WHAT IS NEEDED:
Assemble all lines in which the string "description" appears.

(Collected data entries)
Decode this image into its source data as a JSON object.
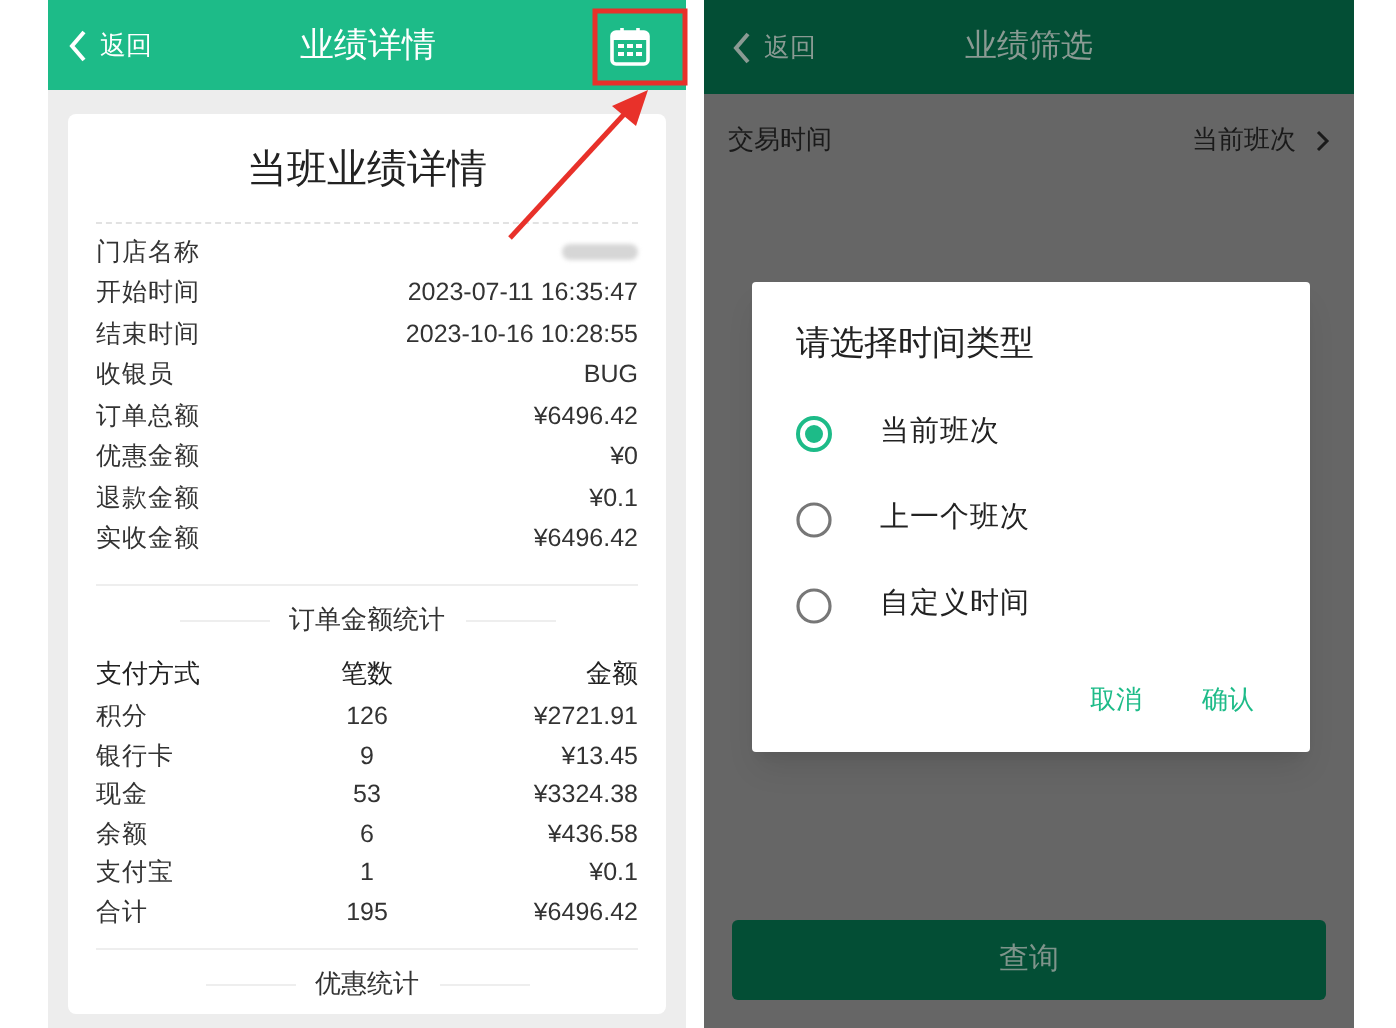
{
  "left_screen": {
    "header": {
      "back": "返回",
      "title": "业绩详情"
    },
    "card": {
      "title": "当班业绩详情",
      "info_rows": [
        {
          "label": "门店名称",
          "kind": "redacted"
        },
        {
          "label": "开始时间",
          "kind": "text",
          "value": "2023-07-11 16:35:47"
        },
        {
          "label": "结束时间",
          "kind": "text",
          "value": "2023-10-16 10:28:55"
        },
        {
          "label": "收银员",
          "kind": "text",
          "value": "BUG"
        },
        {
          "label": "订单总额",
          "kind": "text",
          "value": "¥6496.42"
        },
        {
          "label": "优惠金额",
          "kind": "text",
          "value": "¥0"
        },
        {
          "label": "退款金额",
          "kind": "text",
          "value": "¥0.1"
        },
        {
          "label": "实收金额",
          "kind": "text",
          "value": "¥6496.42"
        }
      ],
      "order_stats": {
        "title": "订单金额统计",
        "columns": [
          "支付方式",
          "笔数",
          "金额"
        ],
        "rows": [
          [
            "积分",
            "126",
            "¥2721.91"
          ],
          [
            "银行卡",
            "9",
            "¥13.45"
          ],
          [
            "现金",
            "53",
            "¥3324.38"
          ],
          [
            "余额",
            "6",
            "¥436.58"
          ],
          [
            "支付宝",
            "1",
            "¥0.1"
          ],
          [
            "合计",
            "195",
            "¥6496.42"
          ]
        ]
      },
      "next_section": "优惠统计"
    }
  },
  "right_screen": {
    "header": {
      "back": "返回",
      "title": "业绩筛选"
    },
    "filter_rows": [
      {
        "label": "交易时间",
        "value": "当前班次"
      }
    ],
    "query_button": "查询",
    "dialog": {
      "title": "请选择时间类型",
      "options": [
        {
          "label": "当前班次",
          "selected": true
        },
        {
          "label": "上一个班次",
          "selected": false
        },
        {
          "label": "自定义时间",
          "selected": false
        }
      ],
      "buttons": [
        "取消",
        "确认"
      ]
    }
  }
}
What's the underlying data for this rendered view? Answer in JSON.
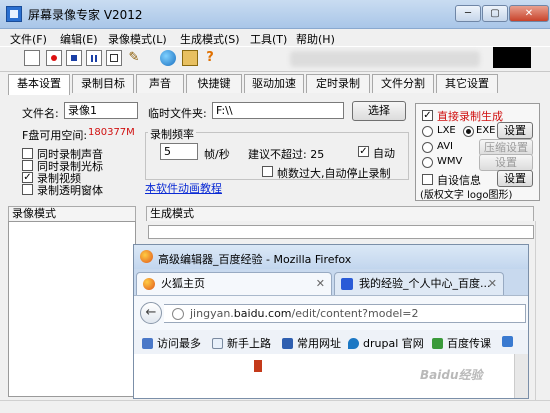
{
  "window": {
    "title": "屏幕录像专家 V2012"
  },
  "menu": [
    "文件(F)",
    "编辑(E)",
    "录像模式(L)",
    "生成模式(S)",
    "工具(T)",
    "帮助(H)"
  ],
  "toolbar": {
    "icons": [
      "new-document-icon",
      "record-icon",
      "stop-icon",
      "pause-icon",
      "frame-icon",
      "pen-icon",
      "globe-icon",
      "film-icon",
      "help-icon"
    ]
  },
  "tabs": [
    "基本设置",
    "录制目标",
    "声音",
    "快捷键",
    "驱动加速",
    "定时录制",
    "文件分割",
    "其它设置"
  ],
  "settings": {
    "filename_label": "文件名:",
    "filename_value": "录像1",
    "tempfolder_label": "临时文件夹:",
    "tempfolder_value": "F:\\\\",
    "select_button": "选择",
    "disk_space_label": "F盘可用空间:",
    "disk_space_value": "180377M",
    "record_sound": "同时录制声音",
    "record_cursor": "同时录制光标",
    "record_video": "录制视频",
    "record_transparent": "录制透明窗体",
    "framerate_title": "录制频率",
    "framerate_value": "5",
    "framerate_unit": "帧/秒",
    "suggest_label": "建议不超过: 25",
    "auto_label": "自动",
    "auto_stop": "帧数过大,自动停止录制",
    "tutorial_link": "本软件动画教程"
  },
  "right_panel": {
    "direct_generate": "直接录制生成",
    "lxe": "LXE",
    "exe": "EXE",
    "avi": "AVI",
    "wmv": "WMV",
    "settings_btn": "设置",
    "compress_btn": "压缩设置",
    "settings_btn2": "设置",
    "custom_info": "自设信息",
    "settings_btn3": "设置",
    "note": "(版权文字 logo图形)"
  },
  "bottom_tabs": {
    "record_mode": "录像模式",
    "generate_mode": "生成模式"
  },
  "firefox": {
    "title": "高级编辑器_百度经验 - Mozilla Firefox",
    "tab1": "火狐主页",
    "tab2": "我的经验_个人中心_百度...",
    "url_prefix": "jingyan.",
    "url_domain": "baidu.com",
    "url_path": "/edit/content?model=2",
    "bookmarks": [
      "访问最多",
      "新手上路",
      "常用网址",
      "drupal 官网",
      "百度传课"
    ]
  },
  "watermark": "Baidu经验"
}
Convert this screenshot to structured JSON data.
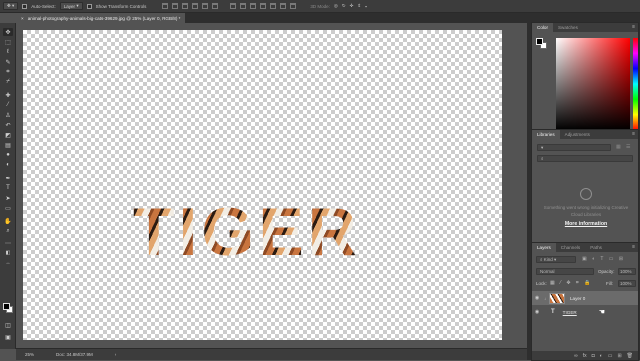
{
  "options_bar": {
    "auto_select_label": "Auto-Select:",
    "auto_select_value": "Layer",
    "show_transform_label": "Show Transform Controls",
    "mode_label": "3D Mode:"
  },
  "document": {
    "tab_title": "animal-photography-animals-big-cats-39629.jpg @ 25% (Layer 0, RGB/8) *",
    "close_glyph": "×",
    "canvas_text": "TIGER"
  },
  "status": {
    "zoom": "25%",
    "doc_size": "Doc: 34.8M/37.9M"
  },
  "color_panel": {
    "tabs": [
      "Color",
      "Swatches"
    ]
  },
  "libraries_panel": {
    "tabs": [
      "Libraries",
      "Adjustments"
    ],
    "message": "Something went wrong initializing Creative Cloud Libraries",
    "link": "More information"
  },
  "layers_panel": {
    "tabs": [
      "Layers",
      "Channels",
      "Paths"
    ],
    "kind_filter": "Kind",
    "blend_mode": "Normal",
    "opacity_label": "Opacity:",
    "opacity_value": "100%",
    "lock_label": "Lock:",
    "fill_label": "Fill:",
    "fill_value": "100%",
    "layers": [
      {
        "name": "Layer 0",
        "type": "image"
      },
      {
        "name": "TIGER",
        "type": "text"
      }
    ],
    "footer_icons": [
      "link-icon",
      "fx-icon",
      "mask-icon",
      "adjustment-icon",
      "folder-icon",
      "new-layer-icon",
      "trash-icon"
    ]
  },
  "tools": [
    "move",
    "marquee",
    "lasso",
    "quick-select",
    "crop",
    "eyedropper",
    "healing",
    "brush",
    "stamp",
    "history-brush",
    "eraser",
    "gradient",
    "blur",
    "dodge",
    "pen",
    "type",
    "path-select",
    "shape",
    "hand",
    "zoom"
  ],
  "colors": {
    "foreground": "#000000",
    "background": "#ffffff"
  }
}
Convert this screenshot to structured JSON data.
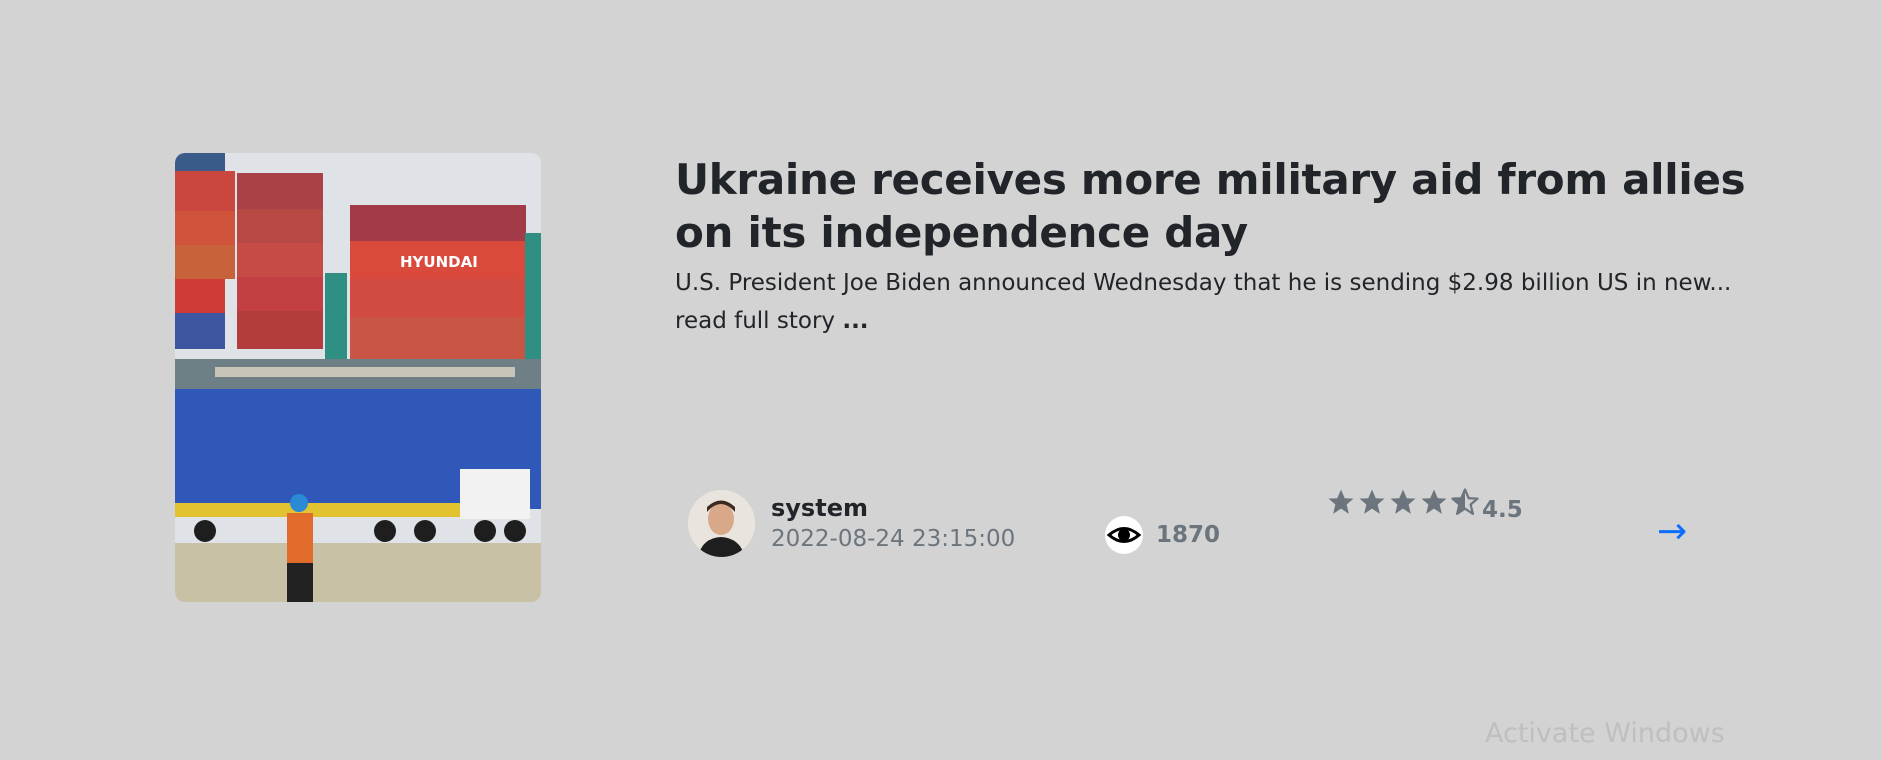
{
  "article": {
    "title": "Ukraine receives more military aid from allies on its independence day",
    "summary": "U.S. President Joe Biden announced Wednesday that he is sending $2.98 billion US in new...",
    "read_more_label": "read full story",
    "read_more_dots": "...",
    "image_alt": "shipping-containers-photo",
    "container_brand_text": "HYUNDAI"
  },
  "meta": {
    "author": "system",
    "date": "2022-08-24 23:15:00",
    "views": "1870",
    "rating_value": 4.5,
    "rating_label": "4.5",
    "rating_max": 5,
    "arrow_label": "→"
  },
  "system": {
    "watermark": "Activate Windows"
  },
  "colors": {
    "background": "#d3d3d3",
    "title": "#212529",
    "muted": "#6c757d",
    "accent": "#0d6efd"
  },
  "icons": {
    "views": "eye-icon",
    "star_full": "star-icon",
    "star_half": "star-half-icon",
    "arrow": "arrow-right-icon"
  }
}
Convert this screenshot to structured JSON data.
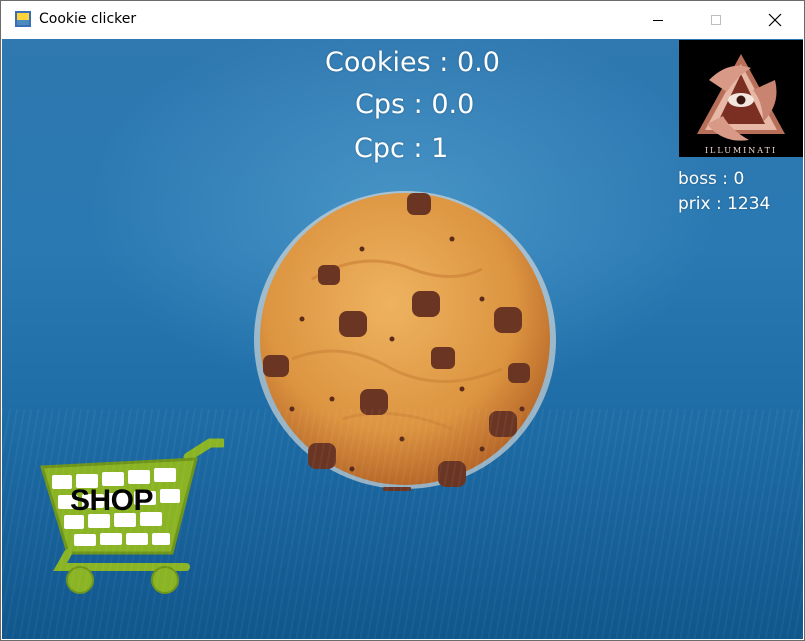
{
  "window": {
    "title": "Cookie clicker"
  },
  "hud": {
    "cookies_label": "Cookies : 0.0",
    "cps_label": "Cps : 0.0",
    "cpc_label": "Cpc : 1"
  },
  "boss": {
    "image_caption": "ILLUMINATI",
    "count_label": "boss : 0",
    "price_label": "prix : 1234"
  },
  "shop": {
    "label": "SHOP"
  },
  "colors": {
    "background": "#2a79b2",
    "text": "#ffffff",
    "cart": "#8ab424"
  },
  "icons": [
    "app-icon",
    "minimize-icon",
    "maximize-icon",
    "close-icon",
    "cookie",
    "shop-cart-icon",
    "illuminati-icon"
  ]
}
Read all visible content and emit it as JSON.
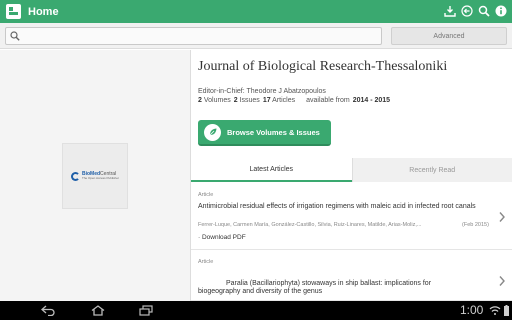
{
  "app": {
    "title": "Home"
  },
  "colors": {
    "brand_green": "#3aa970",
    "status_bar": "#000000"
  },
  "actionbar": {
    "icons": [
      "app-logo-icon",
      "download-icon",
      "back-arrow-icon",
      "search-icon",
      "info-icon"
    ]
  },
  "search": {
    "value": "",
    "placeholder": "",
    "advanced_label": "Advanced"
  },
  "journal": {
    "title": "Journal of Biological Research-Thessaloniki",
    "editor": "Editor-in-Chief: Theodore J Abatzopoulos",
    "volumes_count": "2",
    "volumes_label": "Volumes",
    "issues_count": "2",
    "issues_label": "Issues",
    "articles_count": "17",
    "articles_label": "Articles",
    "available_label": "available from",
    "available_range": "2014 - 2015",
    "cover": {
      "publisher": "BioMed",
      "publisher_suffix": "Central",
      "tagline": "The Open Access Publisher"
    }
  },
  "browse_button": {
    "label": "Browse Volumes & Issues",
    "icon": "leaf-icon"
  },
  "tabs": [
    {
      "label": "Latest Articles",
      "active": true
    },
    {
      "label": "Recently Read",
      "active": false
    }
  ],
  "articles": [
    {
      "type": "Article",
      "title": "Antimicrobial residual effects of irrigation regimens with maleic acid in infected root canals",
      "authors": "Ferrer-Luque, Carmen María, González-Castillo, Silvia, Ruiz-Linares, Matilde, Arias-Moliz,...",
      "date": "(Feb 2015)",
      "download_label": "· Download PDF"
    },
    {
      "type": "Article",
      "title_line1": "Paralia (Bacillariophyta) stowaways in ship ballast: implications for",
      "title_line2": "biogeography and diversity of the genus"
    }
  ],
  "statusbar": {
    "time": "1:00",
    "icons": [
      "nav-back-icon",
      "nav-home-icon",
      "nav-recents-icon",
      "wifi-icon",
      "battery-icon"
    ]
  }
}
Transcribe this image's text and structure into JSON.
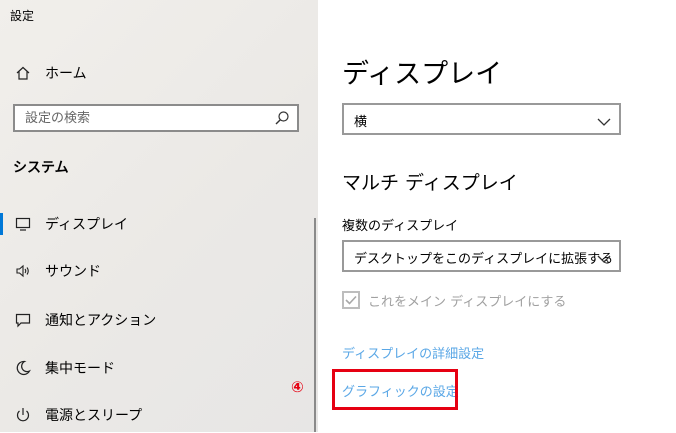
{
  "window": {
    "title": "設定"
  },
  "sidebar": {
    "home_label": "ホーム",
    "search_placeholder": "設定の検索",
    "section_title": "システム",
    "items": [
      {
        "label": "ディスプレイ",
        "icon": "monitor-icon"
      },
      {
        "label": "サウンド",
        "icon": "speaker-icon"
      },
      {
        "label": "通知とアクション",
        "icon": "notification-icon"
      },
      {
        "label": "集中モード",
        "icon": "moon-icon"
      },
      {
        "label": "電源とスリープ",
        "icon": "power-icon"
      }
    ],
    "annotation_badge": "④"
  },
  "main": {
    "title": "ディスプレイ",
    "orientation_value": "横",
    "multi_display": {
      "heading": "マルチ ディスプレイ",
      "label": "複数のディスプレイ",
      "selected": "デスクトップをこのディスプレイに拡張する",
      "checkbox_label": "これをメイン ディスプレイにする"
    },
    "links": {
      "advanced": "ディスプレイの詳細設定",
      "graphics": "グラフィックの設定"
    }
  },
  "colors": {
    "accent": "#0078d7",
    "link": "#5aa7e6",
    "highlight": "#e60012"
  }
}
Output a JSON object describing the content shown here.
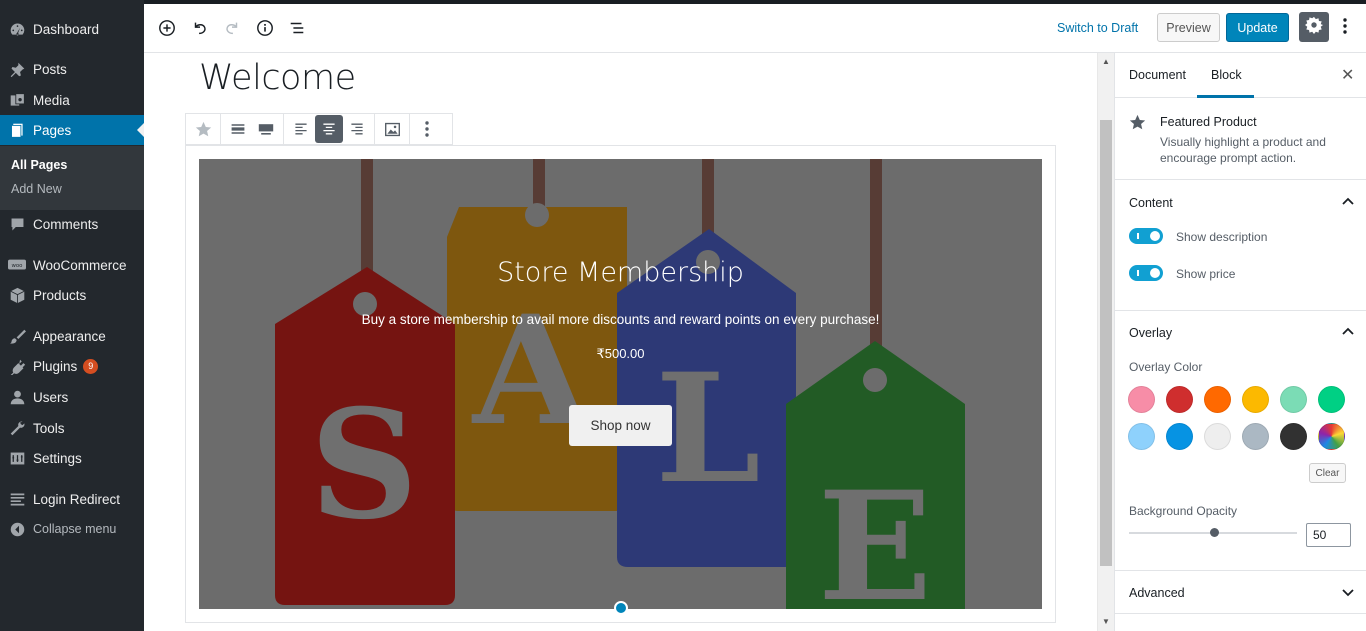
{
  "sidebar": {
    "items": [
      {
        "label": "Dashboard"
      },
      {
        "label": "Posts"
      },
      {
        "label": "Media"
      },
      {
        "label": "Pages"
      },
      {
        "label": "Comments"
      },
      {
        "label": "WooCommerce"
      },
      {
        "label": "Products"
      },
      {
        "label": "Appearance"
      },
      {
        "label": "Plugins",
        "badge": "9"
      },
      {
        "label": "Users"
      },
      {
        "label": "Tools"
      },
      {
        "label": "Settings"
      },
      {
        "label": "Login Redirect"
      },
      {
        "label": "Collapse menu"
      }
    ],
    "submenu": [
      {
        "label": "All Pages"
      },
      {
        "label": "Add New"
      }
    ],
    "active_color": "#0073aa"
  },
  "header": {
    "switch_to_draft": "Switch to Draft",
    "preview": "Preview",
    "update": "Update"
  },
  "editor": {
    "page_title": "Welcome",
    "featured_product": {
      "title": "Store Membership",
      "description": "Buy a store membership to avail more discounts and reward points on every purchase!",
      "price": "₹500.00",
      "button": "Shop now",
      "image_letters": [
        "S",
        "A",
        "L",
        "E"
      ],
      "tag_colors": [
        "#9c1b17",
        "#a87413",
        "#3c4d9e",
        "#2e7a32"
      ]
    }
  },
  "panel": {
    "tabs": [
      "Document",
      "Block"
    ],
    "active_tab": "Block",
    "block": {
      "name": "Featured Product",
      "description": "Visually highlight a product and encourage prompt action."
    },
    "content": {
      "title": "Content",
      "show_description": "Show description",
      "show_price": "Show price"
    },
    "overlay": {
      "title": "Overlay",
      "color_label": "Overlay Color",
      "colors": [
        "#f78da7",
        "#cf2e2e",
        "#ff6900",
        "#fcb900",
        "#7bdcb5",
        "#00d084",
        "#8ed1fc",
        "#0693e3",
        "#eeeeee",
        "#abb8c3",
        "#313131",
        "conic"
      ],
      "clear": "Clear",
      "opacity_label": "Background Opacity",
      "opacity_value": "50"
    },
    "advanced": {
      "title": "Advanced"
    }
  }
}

RESPONSE TO THE EXERCISE:
      "description": "Buy a store membership to avail more discounts and reward points on every purchase!",
      "description": "Visually highlight a product and encourage prompt action."
      "show_description": "Show description",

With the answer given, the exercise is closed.